Material shown:
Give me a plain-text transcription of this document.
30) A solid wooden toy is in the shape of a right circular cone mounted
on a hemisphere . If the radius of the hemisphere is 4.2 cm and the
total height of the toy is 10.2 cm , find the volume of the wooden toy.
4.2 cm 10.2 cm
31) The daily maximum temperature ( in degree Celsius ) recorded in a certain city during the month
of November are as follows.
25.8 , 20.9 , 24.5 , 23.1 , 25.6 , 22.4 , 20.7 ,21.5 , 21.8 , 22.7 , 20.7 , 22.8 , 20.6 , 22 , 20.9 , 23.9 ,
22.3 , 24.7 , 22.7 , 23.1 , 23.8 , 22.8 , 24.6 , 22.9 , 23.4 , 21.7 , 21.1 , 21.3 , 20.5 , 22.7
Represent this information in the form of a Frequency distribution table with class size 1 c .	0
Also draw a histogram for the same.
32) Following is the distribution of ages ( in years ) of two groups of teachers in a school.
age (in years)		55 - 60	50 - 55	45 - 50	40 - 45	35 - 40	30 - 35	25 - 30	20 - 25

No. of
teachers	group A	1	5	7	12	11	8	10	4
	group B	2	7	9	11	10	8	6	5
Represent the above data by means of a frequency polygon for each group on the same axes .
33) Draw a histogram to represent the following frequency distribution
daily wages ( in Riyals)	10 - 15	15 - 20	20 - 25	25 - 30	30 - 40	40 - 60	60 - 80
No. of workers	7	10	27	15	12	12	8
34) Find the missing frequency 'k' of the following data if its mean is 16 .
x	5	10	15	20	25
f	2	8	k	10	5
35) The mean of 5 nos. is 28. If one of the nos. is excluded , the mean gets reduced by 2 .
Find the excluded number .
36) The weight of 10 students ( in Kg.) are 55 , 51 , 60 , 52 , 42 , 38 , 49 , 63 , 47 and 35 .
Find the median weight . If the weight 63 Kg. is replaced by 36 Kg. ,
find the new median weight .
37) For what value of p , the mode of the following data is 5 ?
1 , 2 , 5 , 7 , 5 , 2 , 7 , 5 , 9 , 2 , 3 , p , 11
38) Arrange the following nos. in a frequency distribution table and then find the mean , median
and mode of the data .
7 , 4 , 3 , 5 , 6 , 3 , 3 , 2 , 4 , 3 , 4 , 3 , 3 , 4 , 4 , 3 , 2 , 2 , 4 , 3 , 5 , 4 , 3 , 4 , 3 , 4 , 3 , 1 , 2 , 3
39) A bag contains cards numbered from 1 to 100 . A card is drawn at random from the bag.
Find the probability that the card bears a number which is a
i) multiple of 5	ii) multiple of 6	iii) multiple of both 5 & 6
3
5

Task brief: Reproduce the data, keeping every line exactly the same.

Exercise output:
Give me a plain-text transcription of this document.
30) A solid wooden toy is in the shape of a right circular cone mounted
on a hemisphere . If the radius of the hemisphere is 4.2 cm and the
total height of the toy is 10.2 cm , find the volume of the wooden toy.
4.2 cm 10.2 cm
31) The daily maximum temperature ( in degree Celsius ) recorded in a certain city during the month
of November are as follows.
25.8 , 20.9 , 24.5 , 23.1 , 25.6 , 22.4 , 20.7 ,21.5 , 21.8 , 22.7 , 20.7 , 22.8 , 20.6 , 22 , 20.9 , 23.9 ,
22.3 , 24.7 , 22.7 , 23.1 , 23.8 , 22.8 , 24.6 , 22.9 , 23.4 , 21.7 , 21.1 , 21.3 , 20.5 , 22.7
Represent this information in the form of a Frequency distribution table with class size 1 c .	0
Also draw a histogram for the same.
32) Following is the distribution of ages ( in years ) of two groups of teachers in a school.
age (in years)		55 - 60	50 - 55	45 - 50	40 - 45	35 - 40	30 - 35	25 - 30	20 - 25

No. of
teachers	group A	1	5	7	12	11	8	10	4
	group B	2	7	9	11	10	8	6	5
Represent the above data by means of a frequency polygon for each group on the same axes .
33) Draw a histogram to represent the following frequency distribution
daily wages ( in Riyals)	10 - 15	15 - 20	20 - 25	25 - 30	30 - 40	40 - 60	60 - 80
No. of workers	7	10	27	15	12	12	8
34) Find the missing frequency 'k' of the following data if its mean is 16 .
x	5	10	15	20	25
f	2	8	k	10	5
35) The mean of 5 nos. is 28. If one of the nos. is excluded , the mean gets reduced by 2 .
Find the excluded number .
36) The weight of 10 students ( in Kg.) are 55 , 51 , 60 , 52 , 42 , 38 , 49 , 63 , 47 and 35 .
Find the median weight . If the weight 63 Kg. is replaced by 36 Kg. ,
find the new median weight .
37) For what value of p , the mode of the following data is 5 ?
1 , 2 , 5 , 7 , 5 , 2 , 7 , 5 , 9 , 2 , 3 , p , 11
38) Arrange the following nos. in a frequency distribution table and then find the mean , median
and mode of the data .
7 , 4 , 3 , 5 , 6 , 3 , 3 , 2 , 4 , 3 , 4 , 3 , 3 , 4 , 4 , 3 , 2 , 2 , 4 , 3 , 5 , 4 , 3 , 4 , 3 , 4 , 3 , 1 , 2 , 3
39) A bag contains cards numbered from 1 to 100 . A card is drawn at random from the bag.
Find the probability that the card bears a number which is a
i) multiple of 5	ii) multiple of 6	iii) multiple of both 5 & 6
3
5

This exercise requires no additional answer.